===== 所给文本 =====

耐受性功能染料分子设计、合成及绿色应用研究

The project aims to develop advanced functional dyes by providing a novel strategy to solve the crucial problem of functional dyes, the shortage of thermo-, photo- and electro-stability which is the key obstacle to their widespread application in industries. .Generally, the oxidative degradation is mainly caused by single oxygen and other reactive species which is closely associated with the excited states of the dye molecule. Therefore, our approach is to design intra-molecular electron transfer (electron donor or acceptor) or rotation groups (rotor）which can quickly quench the excited state of the dye molecule, thereby prevent the generation of singlet oxygen and other reactive species, and improve the stability of the dyes. The quenching groups in the dyes can dissipate the energy of the excited dye molecules via intra-molecular electron transfer process or molecular rotation. .In fluorescent dyes, the quenchers can improve the stability and quench the fluorescence at the same time via electro transfer process/molecular rotation; however, when the quenchers have the function as an inhibitor of an enzyme biomarker, the photo, thermo-stable functional dyes can be developed as selective and sensitive fluorescent probes for the detection of enzymes or biomolecules, which is useful for the early diagnosis and resection in surgery of cancers. The presence of enzymes will inhibit the electron transfer process/molecular rotation in the fluorescent probes to light up the fluorescence through the selective interaction between the inhibitor and the enzyme. Using the same approach, the stability of the textile dyes can also be achieved. By enhancing their compatibility with polyesters, the stable textile dyes can be used in melted spun-dyeing of terylene fibers at high temperature without degradation, and can also be used in ink-jet printing of textiles by melting in nanoparticles via macro- or mini-emulsion polymerization. All of the dyeing and printing technologies are green processes. .Therefore, the study in this project is going to play very important roles in promoting the sustainable development of dye industry in the areas of dyeing, printing, biology and medicine.

===== 待查数据 =====

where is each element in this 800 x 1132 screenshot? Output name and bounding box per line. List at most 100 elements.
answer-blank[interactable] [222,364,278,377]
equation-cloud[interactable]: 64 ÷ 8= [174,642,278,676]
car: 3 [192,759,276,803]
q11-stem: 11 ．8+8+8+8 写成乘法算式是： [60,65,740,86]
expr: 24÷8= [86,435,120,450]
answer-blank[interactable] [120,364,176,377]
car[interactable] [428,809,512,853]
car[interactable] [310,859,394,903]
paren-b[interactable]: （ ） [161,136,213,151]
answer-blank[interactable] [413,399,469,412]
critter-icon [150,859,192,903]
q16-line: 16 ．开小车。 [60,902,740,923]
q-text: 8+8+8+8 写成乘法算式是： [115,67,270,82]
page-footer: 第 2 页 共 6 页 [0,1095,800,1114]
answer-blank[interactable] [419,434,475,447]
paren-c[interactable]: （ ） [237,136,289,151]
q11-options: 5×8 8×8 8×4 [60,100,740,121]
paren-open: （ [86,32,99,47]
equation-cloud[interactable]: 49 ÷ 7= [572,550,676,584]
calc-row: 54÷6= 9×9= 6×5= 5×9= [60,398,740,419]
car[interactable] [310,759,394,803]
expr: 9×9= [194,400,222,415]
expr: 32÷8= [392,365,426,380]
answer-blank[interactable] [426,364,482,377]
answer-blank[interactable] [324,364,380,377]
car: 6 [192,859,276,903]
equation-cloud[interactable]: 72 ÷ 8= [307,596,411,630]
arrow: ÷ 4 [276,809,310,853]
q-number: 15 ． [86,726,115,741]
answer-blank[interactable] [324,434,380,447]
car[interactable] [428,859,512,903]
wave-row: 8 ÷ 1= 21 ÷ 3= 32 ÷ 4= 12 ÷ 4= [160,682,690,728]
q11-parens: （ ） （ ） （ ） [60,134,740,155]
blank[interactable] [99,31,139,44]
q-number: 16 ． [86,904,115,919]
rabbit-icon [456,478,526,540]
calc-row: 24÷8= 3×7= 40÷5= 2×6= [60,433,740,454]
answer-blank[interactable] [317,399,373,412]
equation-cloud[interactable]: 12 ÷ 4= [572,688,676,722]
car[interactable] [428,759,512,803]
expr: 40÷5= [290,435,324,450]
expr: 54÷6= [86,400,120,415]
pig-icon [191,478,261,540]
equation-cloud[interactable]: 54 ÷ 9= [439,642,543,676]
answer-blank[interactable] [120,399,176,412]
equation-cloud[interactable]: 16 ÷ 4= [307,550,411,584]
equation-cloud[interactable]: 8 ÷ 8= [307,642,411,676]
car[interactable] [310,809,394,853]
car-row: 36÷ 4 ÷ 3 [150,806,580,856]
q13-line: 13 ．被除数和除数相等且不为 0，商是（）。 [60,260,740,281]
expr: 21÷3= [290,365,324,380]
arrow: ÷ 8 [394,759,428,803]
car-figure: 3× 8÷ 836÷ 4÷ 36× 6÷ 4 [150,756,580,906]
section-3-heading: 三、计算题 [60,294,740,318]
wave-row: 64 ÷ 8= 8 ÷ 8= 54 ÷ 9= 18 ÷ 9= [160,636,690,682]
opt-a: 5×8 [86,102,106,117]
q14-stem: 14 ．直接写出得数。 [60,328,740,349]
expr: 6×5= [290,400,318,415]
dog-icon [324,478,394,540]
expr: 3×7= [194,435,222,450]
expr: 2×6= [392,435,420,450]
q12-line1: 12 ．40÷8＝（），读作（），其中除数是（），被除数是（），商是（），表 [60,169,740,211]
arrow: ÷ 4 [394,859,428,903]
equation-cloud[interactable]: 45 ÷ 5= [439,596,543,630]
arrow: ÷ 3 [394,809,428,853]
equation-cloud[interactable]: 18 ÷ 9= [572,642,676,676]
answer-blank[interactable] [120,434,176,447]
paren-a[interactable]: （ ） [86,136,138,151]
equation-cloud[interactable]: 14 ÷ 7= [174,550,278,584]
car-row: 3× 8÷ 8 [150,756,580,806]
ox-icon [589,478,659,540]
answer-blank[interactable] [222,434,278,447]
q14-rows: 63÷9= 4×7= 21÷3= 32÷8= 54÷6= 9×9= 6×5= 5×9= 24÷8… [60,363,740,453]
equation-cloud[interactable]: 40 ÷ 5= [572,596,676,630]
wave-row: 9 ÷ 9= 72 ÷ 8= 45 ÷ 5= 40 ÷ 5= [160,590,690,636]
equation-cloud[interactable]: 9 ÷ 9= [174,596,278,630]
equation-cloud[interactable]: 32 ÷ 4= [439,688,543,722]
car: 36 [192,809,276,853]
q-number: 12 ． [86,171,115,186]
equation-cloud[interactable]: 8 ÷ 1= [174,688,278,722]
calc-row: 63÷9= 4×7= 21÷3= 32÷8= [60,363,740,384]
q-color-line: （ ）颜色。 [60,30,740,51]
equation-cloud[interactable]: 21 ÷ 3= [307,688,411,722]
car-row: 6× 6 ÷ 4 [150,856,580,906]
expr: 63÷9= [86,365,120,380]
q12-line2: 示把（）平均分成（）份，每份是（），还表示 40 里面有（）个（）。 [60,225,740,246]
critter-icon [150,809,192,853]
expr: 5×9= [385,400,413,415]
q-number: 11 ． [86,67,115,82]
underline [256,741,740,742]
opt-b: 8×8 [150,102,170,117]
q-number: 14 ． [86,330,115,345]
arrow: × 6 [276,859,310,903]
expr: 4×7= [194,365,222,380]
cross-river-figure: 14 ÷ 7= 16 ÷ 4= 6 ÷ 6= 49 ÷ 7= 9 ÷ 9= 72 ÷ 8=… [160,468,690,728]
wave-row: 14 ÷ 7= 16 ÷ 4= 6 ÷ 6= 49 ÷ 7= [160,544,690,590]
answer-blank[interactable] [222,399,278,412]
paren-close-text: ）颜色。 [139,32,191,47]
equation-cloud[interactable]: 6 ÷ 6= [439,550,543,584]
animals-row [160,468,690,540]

=====

请将所给文本从头到尾逐字照抄一遍。 作答时只依据所给文本。

耐受性功能染料分子设计、合成及绿色应用研究

The project aims to develop advanced functional dyes by providing a novel strategy to solve the crucial problem of functional dyes, the shortage of thermo-, photo- and electro-stability which is the key obstacle to their widespread application in industries. .Generally, the oxidative degradation is mainly caused by single oxygen and other reactive species which is closely associated with the excited states of the dye molecule. Therefore, our approach is to design intra-molecular electron transfer (electron donor or acceptor) or rotation groups (rotor）which can quickly quench the excited state of the dye molecule, thereby prevent the generation of singlet oxygen and other reactive species, and improve the stability of the dyes. The quenching groups in the dyes can dissipate the energy of the excited dye molecules via intra-molecular electron transfer process or molecular rotation. .In fluorescent dyes, the quenchers can improve the stability and quench the fluorescence at the same time via electro transfer process/molecular rotation; however, when the quenchers have the function as an inhibitor of an enzyme biomarker, the photo, thermo-stable functional dyes can be developed as selective and sensitive fluorescent probes for the detection of enzymes or biomolecules, which is useful for the early diagnosis and resection in surgery of cancers. The presence of enzymes will inhibit the electron transfer process/molecular rotation in the fluorescent probes to light up the fluorescence through the selective interaction between the inhibitor and the enzyme. Using the same approach, the stability of the textile dyes can also be achieved. By enhancing their compatibility with polyesters, the stable textile dyes can be used in melted spun-dyeing of terylene fibers at high temperature without degradation, and can also be used in ink-jet printing of textiles by melting in nanoparticles via macro- or mini-emulsion polymerization. All of the dyeing and printing technologies are green processes. .Therefore, the study in this project is going to play very important roles in promoting the sustainable development of dye industry in the areas of dyeing, printing, biology and medicine.